- **Excerpted passage**:
Daniel Kraft, Faculty Chair for Medicine and Neuroscience for Singularity University and Founder and Chair of Exponential Medicine, gave a very information dense talk on Exponential medicine. There were perhaps a hundred slides in 20 minutes.
Daniel gave a 48-minute talk with similar information in Japan 11 months ago in Japan. The new talk had a lot of updated material.
In today’s talk, Daniel discussed the shift in medical devices.
The first stage is Buildable => Moveable => Carriable => Wearable.
Then beyond that are Insideables. There are many devices that can go inside the body.
Ingestibles – electronics that are inside pills
Trainables = This is where a smartphone app exchanges information with wearables sensors to detect posture. The app then helps guide people to have correct posture. Certain extreme slouching can cause severe strain and serious conditions.
There are a variety of wearables.
Sleepables = Apps and devices to help improve the quality of sleep
Breathables = analyzing the breath to diagnose disease
Sweatables = smart patches to analyze the sweat for diagnosis
Shake’ables = monitor Parkinson tremor progression
There will be several Nextbigfuture articles that take a deeper dive into the large amount of information in this talk.

- **Assigned task 1**: According to the post on exponential medicine, how long was the talk Daniel Kraft gave in Japan?
- **Assigned task 2**: Summarize the post on exponential medicine in two sentences.
- **Assigned task 3**: Please repeat the post on exponential medicine word for word between "In today’s talk, Daniel" and "and serious conditions.", inclusive.
The records after the post on exponential medicine are separate material.

- **Records shown**:
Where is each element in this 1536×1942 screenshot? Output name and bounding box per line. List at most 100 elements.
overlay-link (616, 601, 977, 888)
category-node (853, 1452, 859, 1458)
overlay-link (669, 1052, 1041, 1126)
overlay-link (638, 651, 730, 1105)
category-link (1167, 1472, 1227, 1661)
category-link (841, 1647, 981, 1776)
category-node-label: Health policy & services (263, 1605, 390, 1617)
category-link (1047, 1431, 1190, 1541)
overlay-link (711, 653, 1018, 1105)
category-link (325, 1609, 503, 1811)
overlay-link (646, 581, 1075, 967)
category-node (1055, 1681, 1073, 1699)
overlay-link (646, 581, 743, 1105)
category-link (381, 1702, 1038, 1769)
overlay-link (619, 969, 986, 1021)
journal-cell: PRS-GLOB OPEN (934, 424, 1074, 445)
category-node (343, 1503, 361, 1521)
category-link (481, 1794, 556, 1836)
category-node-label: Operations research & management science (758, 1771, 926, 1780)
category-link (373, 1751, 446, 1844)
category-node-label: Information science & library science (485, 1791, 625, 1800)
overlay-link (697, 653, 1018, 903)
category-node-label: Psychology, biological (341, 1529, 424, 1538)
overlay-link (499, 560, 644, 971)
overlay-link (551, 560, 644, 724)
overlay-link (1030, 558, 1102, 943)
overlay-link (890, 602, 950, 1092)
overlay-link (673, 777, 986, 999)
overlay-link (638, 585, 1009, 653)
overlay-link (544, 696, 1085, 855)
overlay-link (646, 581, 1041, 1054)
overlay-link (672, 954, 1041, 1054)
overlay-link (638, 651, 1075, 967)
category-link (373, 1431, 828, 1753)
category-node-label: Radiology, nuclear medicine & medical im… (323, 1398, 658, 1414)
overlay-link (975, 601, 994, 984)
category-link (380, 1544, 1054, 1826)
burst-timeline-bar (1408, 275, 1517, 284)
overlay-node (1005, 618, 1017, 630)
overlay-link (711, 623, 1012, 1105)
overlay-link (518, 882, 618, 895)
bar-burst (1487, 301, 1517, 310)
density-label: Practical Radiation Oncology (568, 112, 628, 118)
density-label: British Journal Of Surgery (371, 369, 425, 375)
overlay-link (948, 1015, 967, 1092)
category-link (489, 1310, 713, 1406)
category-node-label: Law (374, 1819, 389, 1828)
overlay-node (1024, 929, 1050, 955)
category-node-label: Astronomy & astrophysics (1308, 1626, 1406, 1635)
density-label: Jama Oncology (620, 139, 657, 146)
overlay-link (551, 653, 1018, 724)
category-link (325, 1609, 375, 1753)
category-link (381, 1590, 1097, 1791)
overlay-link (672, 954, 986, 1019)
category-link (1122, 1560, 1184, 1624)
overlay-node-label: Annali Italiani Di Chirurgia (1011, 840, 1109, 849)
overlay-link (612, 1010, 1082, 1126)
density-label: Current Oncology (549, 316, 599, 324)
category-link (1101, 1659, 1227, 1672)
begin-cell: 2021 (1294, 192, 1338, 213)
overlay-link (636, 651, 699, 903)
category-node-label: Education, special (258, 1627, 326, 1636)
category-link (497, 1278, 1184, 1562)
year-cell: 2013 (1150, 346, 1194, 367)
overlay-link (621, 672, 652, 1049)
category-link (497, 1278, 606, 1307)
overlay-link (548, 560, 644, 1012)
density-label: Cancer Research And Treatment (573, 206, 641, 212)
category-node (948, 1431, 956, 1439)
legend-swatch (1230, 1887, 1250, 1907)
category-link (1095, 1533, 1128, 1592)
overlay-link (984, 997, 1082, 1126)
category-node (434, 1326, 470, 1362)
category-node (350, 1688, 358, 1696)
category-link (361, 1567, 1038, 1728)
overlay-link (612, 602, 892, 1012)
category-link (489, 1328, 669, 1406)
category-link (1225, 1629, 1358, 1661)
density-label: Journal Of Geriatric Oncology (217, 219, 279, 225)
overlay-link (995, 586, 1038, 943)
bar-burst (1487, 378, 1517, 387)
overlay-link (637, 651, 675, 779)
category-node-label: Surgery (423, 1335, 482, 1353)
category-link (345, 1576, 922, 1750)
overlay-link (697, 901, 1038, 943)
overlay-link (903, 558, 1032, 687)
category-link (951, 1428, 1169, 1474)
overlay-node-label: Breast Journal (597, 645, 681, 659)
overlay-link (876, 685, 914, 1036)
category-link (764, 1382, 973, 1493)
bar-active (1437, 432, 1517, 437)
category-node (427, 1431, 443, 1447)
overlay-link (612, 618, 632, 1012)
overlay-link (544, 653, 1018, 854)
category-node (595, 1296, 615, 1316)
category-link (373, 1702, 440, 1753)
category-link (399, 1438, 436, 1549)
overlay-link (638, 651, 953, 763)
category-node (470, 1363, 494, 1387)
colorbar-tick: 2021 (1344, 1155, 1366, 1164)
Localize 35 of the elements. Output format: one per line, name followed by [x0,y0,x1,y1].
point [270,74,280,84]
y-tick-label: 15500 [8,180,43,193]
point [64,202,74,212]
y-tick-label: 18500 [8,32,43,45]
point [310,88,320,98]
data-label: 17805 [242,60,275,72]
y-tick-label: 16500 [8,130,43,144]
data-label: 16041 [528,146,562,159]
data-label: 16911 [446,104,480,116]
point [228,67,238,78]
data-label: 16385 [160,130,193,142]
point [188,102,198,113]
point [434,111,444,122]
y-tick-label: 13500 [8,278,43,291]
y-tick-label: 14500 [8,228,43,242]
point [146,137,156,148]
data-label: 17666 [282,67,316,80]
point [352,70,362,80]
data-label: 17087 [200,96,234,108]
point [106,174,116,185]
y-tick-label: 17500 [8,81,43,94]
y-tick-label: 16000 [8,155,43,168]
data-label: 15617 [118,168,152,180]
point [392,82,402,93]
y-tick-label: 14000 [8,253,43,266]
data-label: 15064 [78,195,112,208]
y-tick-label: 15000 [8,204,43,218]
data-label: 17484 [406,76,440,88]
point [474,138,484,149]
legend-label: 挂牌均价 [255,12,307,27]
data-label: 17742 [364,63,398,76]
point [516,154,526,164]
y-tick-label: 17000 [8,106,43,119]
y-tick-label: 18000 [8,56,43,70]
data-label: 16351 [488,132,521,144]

- **Answer 1**: It was 48 minutes long.

- **Answer 2**: Daniel Kraft gave an information-dense talk on exponential medicine that traced the shift in medical devices from buildable to moveable, carriable, and wearable, and then to insideables and ingestibles. He also covered trainables that guide posture through an app linked to wearable sensors, along with sleepables, breathables, sweatables, and shake'ables for monitoring Parkinson tremor progression.

- **Answer 3**:
In today’s talk, Daniel discussed the shift in medical devices.
The first stage is Buildable => Moveable => Carriable => Wearable.
Then beyond that are Insideables. There are many devices that can go inside the body.
Ingestibles – electronics that are inside pills
Trainables = This is where a smartphone app exchanges information with wearables sensors to detect posture. The app then helps guide people to have correct posture. Certain extreme slouching can cause severe strain and serious conditions.